--- start Data entries ---

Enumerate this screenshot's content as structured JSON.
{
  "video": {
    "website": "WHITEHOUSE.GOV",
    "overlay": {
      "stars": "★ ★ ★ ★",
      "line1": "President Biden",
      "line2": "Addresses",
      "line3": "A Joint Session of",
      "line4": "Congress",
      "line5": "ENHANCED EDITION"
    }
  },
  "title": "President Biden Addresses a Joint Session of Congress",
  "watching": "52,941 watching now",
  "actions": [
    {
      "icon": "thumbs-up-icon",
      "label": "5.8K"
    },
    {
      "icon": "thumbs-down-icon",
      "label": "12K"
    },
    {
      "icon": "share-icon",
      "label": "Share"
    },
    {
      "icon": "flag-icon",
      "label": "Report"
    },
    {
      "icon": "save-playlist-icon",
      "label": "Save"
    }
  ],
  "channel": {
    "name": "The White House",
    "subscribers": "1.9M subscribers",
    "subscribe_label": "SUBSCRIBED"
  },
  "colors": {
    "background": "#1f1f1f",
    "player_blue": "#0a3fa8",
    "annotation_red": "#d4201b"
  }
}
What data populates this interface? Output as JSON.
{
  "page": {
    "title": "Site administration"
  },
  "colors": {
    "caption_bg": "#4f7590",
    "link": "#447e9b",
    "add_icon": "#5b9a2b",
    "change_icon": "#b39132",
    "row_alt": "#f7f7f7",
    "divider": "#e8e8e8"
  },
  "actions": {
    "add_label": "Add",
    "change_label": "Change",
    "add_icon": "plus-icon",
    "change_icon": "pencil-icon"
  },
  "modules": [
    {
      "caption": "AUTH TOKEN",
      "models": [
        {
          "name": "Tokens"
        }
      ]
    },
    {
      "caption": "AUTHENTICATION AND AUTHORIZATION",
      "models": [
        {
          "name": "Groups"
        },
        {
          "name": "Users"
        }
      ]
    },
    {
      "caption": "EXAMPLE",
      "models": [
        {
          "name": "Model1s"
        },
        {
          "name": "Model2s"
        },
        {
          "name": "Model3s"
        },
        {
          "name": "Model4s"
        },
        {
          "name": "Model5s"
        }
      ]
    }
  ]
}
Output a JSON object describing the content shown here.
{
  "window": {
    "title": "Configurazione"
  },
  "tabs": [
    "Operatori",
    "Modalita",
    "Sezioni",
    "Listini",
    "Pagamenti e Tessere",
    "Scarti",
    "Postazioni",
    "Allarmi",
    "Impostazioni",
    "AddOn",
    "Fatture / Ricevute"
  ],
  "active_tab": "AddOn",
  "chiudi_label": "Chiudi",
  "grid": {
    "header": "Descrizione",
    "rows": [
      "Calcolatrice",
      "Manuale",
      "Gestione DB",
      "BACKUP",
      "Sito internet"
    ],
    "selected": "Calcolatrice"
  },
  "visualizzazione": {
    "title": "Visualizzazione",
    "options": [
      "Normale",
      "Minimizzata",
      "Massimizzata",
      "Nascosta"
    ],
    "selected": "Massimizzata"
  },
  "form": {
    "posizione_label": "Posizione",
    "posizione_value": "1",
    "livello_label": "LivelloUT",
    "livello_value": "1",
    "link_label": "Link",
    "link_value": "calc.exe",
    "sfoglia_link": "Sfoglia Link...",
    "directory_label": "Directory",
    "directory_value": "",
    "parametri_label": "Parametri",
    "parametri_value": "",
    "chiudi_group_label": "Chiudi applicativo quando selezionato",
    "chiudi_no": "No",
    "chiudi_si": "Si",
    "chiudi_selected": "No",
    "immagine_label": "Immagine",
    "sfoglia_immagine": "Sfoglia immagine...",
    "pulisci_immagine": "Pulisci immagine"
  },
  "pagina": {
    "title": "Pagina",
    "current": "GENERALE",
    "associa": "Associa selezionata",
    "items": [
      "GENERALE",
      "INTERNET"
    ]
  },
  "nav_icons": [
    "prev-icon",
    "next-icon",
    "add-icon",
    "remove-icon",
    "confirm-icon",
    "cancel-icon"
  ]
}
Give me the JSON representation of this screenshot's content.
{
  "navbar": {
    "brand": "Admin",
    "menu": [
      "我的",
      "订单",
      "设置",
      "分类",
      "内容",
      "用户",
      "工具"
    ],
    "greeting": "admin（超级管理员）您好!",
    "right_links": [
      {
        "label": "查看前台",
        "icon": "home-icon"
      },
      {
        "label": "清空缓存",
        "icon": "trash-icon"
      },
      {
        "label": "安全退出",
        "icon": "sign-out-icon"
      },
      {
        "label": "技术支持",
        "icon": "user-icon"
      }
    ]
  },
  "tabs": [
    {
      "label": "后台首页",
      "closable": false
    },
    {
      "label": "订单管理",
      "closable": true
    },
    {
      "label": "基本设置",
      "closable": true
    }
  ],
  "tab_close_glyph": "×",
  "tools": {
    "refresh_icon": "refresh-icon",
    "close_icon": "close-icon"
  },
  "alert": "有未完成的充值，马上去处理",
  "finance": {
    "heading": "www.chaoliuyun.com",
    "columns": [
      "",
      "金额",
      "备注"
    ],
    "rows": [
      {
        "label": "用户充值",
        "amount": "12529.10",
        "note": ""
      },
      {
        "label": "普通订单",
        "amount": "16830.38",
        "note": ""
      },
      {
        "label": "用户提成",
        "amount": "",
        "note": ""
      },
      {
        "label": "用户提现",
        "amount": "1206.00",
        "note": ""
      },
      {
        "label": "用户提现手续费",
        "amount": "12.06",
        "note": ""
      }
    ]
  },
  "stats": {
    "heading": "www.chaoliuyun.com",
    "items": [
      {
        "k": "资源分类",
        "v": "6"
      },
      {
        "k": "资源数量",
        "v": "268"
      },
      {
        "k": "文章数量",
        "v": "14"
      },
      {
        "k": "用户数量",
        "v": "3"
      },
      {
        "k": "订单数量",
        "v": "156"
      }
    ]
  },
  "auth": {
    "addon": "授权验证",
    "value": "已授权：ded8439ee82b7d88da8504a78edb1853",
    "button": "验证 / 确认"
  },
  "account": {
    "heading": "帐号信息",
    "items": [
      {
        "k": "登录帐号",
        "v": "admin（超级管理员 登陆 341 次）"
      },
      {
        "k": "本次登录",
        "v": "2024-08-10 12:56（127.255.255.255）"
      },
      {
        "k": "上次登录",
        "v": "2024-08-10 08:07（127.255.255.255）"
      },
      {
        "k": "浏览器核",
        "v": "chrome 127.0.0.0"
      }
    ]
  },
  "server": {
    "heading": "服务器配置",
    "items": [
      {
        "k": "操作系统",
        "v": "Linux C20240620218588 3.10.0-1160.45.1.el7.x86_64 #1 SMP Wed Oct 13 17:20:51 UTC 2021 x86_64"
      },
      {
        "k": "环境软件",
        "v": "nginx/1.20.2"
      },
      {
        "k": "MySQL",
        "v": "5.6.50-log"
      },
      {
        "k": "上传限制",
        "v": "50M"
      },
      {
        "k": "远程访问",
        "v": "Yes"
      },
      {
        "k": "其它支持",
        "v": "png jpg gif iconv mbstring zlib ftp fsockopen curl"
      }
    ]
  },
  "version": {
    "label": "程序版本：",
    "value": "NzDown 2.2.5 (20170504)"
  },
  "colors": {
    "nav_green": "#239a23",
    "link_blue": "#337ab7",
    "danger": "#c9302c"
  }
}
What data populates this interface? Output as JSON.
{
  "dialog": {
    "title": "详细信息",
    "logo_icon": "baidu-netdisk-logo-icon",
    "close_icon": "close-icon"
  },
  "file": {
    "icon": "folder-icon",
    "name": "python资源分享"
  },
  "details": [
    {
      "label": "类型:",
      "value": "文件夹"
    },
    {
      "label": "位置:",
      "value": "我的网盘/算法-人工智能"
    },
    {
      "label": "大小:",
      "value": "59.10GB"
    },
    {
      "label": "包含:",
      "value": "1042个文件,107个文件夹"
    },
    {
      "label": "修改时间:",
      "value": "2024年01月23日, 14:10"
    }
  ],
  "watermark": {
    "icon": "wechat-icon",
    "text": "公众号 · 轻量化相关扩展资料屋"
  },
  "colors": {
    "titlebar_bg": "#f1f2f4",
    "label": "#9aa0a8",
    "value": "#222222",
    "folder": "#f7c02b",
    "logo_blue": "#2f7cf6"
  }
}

--- end Data entries ---

## Work to be completed
Determine how many lines in the listing above hold the string "Session", then write only the number.

## Output
2